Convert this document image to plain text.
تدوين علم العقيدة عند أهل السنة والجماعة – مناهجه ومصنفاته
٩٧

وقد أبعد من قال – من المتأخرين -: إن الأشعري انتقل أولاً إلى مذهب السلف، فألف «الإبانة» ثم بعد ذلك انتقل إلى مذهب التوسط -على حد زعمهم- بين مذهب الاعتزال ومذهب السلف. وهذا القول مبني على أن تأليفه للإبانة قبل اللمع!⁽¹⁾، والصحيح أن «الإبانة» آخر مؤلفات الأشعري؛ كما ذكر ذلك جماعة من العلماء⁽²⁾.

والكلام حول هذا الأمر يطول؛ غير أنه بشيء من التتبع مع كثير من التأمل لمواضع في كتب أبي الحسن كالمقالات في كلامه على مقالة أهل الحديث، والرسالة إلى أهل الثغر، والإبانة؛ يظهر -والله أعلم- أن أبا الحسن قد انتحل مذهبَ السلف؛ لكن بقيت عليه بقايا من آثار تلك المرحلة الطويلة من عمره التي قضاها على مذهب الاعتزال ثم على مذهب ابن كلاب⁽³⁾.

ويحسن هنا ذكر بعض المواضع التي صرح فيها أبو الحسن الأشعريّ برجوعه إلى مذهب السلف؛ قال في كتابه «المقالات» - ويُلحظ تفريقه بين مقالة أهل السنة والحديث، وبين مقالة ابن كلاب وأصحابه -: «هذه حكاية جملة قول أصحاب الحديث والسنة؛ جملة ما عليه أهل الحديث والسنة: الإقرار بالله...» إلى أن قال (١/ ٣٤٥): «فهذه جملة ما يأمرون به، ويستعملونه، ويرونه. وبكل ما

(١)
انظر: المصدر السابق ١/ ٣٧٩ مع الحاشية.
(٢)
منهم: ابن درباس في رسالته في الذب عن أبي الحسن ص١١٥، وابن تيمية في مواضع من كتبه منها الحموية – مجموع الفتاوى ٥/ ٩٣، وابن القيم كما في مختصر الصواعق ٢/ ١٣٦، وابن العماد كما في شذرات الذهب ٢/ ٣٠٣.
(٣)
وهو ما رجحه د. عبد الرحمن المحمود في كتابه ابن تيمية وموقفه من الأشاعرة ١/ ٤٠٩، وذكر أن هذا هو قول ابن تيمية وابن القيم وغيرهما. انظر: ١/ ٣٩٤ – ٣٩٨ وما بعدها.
==
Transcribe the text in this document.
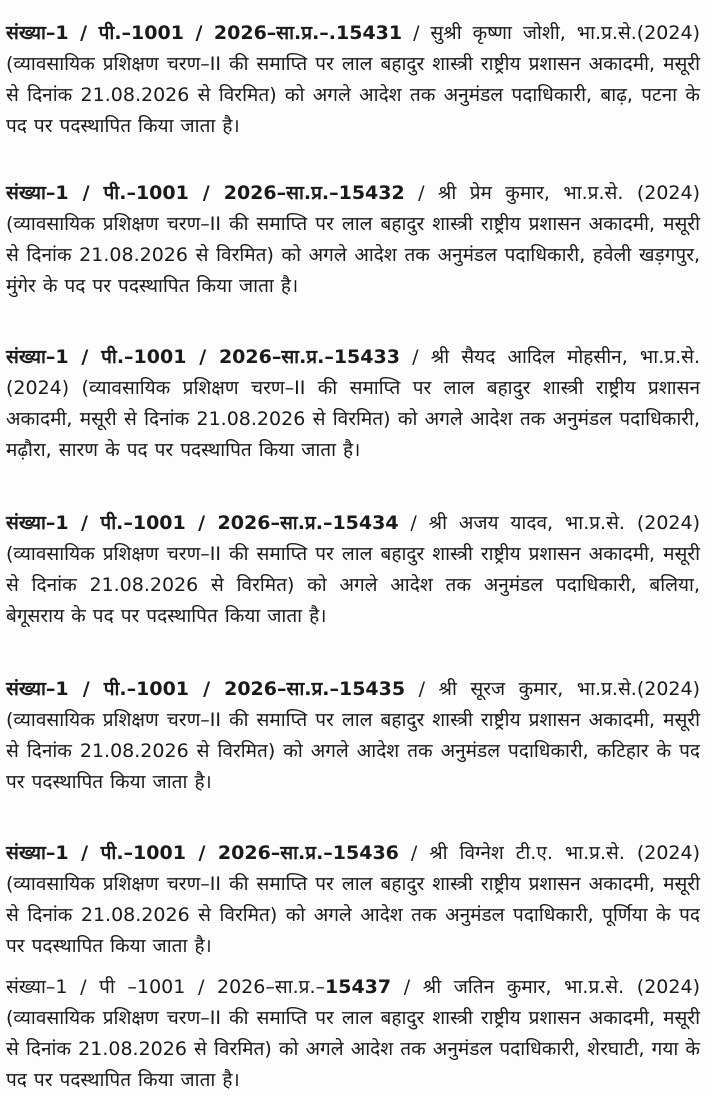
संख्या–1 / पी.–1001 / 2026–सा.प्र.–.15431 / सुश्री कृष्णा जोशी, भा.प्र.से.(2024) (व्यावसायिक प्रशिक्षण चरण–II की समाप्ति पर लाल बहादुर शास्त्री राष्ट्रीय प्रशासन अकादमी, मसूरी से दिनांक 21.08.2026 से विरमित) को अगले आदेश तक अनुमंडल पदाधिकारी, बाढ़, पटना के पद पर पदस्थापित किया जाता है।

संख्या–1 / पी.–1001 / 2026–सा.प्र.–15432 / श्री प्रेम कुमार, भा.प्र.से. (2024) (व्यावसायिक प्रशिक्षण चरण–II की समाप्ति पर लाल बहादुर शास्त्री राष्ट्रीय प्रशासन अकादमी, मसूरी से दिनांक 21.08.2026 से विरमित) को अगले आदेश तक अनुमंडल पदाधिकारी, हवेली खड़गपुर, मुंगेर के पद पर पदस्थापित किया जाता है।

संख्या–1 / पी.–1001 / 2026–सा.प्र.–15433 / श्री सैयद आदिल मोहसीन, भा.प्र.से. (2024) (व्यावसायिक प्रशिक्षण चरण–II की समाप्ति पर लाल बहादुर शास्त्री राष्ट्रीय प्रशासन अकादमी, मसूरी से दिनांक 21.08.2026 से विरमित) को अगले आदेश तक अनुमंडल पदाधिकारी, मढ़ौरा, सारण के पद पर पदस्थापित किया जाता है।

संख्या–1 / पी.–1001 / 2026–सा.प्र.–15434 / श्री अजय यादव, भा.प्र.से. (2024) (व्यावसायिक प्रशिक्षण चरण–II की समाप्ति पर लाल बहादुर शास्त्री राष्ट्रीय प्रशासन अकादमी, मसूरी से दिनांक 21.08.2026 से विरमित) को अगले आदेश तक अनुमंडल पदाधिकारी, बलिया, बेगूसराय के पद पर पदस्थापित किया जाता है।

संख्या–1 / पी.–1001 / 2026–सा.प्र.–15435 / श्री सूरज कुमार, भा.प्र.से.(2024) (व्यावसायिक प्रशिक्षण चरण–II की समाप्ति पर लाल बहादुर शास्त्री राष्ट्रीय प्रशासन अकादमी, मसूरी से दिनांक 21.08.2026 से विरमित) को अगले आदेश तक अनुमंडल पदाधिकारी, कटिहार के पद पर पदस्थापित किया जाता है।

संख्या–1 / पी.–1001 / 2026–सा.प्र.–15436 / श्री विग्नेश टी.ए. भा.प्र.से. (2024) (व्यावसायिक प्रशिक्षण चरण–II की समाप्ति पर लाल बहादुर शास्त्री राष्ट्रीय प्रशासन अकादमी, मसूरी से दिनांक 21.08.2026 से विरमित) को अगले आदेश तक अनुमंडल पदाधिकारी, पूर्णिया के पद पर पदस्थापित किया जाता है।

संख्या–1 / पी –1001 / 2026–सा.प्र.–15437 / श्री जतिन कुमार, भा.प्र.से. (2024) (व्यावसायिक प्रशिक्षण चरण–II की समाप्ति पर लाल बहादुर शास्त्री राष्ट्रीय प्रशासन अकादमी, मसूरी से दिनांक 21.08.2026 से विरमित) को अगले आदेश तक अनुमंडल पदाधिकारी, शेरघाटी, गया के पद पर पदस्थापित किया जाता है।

■ **INSTRUCTION**
Copy each line of the entries that includes the word "السنة".

■ **WRITTEN ANSWER**
تدوين علم العقيدة عند أهل السنة والجماعة – مناهجه ومصنفاته
ويحسن هنا ذكر بعض المواضع التي صرح فيها أبو الحسن الأشعريّ برجوعه إلى مذهب السلف؛ قال في كتابه «المقالات» - ويُلحظ تفريقه بين مقالة أهل السنة والحديث، وبين مقالة ابن كلاب وأصحابه -: «هذه حكاية جملة قول أصحاب الحديث والسنة؛ جملة ما عليه أهل الحديث والسنة: الإقرار بالله...» إلى أن قال (١/ ٣٤٥): «فهذه جملة ما يأمرون به، ويستعملونه، ويرونه. وبكل ما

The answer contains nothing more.